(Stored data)

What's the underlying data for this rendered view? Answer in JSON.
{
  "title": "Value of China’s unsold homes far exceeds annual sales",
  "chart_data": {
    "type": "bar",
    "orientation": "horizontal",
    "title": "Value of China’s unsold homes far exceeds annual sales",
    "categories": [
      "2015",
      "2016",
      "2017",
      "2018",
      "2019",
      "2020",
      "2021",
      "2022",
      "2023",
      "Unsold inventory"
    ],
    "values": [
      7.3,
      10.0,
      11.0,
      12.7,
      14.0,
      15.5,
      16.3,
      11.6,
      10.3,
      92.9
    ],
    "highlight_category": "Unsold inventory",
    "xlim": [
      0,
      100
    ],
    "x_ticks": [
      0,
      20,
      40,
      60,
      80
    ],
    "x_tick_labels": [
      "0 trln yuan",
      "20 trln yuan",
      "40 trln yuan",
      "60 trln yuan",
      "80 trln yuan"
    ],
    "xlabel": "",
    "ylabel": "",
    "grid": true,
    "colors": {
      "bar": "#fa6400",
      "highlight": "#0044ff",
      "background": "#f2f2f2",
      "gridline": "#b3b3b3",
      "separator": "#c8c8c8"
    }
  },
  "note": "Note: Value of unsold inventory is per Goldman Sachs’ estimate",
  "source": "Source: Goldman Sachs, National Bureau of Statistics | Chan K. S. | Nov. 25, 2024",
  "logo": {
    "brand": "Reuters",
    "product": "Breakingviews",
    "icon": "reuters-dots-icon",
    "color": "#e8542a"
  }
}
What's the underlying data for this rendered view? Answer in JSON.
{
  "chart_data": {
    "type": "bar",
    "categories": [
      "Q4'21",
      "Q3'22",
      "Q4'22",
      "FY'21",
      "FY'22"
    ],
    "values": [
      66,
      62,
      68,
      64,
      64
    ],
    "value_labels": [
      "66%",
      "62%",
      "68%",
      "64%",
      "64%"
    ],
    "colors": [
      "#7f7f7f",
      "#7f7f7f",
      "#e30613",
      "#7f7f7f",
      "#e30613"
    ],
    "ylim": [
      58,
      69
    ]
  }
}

---

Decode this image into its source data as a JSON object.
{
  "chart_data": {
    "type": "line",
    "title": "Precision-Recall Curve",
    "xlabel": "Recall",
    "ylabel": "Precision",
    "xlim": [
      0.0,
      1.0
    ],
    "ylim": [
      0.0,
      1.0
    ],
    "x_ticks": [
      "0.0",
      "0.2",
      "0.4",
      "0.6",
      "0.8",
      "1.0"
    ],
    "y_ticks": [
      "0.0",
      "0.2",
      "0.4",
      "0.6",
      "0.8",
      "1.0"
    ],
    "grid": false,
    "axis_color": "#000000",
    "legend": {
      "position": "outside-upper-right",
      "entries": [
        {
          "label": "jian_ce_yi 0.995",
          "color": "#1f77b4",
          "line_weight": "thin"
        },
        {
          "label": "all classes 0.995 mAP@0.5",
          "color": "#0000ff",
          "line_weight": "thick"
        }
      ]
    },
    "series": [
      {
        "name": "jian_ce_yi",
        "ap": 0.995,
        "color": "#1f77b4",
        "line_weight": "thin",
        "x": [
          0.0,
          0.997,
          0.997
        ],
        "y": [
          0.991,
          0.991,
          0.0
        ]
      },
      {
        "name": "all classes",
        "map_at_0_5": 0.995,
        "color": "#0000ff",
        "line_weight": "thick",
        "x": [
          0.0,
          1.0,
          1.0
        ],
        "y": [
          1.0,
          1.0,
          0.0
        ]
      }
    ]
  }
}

### EXERCISE OBJECTIVE
Which lines hold the string "title"? Copy all of them from the data above.

### RESULT BELOW
  "title": "Value of China’s unsold homes far exceeds annual sales",
    "title": "Value of China’s unsold homes far exceeds annual sales",
    "title": "Precision-Recall Curve",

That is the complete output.